(Data records)
>> Start

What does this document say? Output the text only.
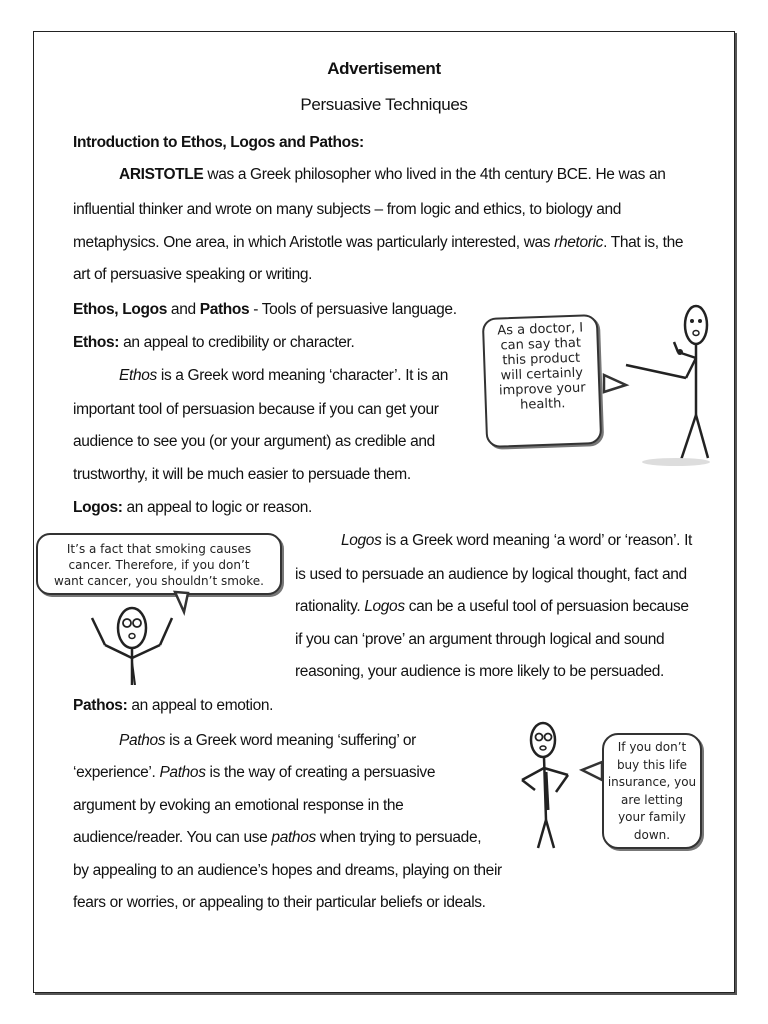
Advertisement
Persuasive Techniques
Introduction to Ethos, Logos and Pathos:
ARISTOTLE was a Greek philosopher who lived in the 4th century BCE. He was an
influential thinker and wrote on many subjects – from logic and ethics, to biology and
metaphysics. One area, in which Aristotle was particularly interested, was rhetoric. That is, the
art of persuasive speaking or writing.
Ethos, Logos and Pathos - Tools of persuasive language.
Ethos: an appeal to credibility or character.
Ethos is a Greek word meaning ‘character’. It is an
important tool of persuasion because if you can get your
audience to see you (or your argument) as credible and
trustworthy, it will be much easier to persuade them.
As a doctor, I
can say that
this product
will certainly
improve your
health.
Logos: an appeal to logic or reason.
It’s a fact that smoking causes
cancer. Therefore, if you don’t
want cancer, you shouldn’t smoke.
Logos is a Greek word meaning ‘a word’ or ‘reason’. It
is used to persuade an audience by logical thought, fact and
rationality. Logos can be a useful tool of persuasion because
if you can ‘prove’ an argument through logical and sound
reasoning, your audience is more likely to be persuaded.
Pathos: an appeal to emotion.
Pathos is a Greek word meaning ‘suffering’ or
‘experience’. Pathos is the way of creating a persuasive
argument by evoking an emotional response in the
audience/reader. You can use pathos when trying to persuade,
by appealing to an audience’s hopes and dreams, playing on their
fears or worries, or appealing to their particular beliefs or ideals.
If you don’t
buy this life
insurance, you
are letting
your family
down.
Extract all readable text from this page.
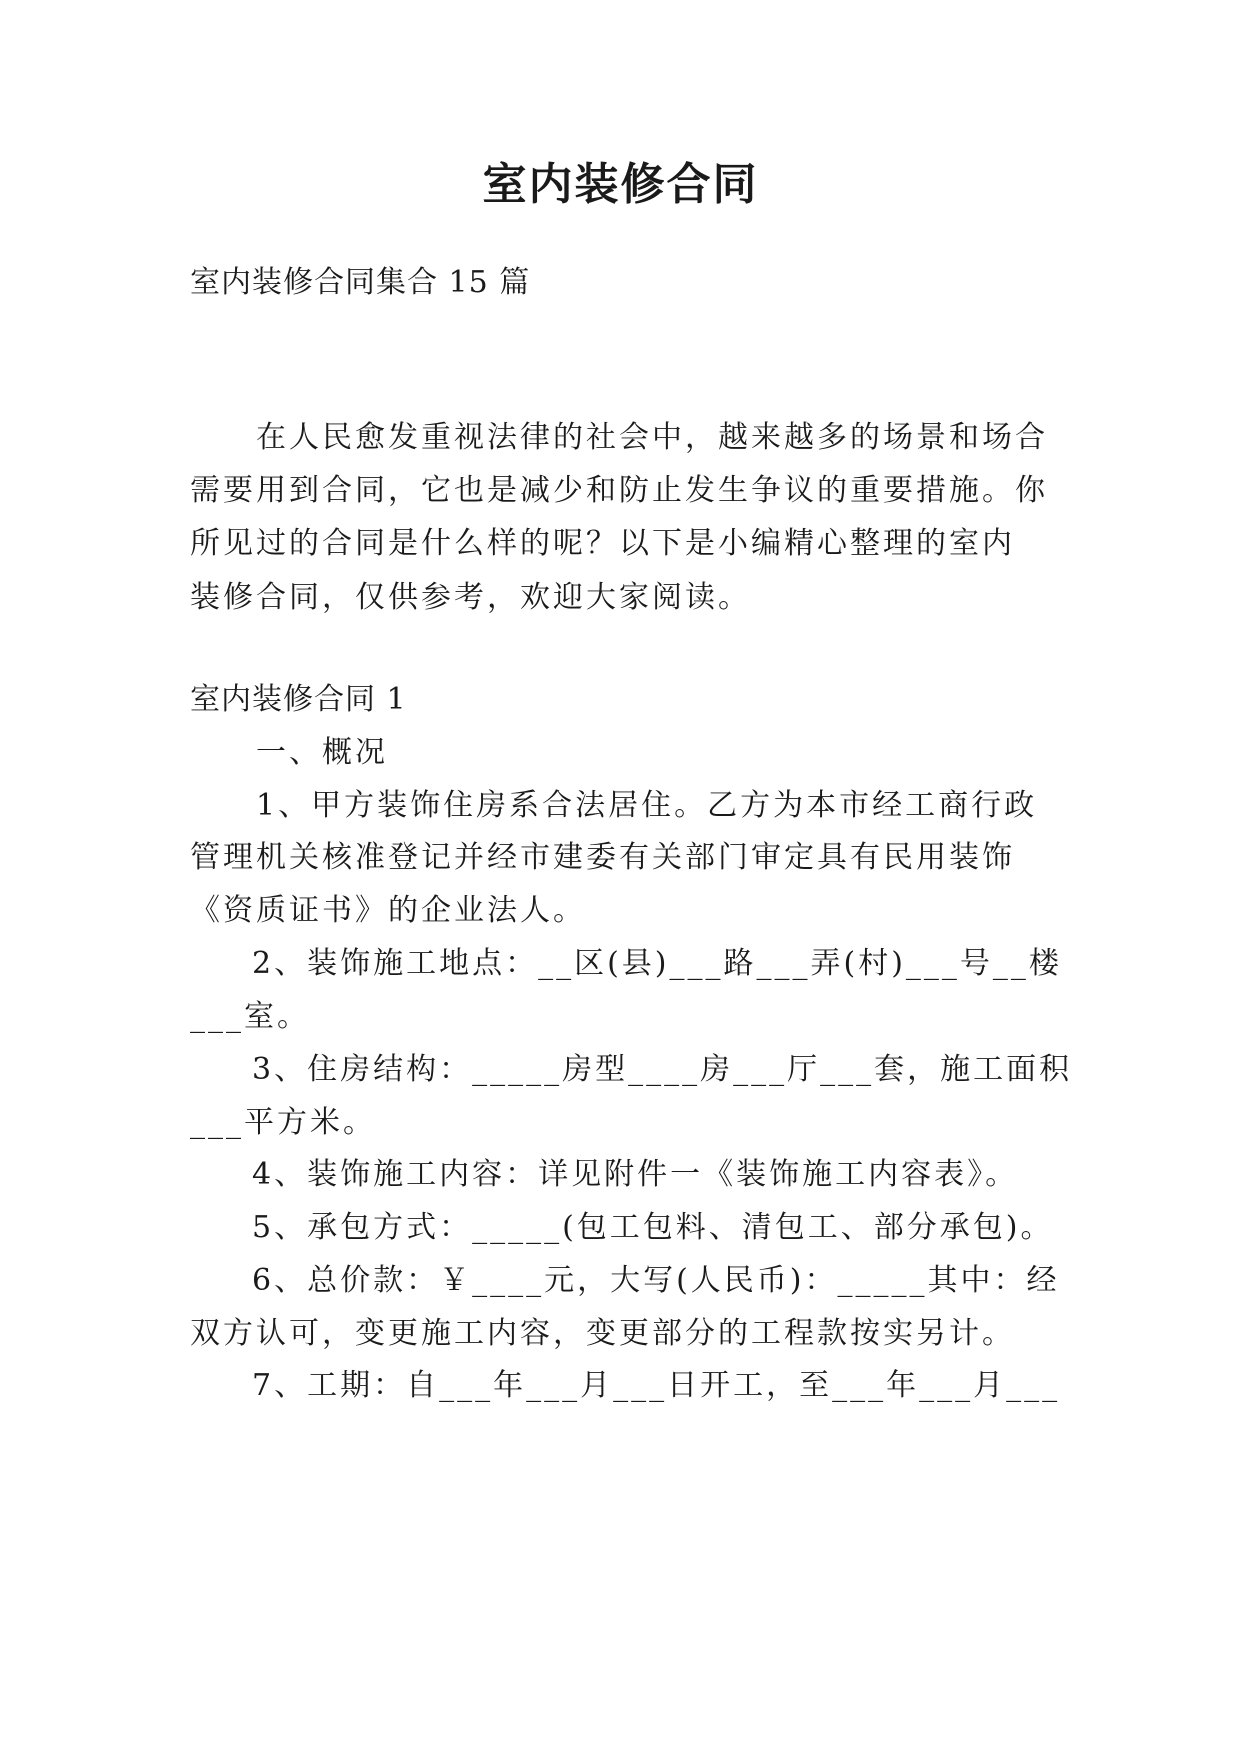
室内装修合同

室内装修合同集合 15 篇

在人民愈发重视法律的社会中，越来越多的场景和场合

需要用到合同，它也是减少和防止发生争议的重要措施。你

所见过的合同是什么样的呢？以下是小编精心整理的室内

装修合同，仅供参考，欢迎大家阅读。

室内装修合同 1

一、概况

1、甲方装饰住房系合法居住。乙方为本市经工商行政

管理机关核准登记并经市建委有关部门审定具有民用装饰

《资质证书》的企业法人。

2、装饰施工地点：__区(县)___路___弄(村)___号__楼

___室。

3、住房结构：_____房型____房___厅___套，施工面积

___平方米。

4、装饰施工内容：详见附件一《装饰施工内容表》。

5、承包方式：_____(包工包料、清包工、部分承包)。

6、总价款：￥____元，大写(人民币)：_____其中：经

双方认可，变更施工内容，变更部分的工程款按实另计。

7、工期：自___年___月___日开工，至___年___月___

>> End

• **Given exercise**
Scan the data above; copy every line where "word" appears.

• **Answer to this exercise**
Ethos is a Greek word meaning ‘character’. It is an
Logos is a Greek word meaning ‘a word’ or ‘reason’. It
Pathos is a Greek word meaning ‘suffering’ or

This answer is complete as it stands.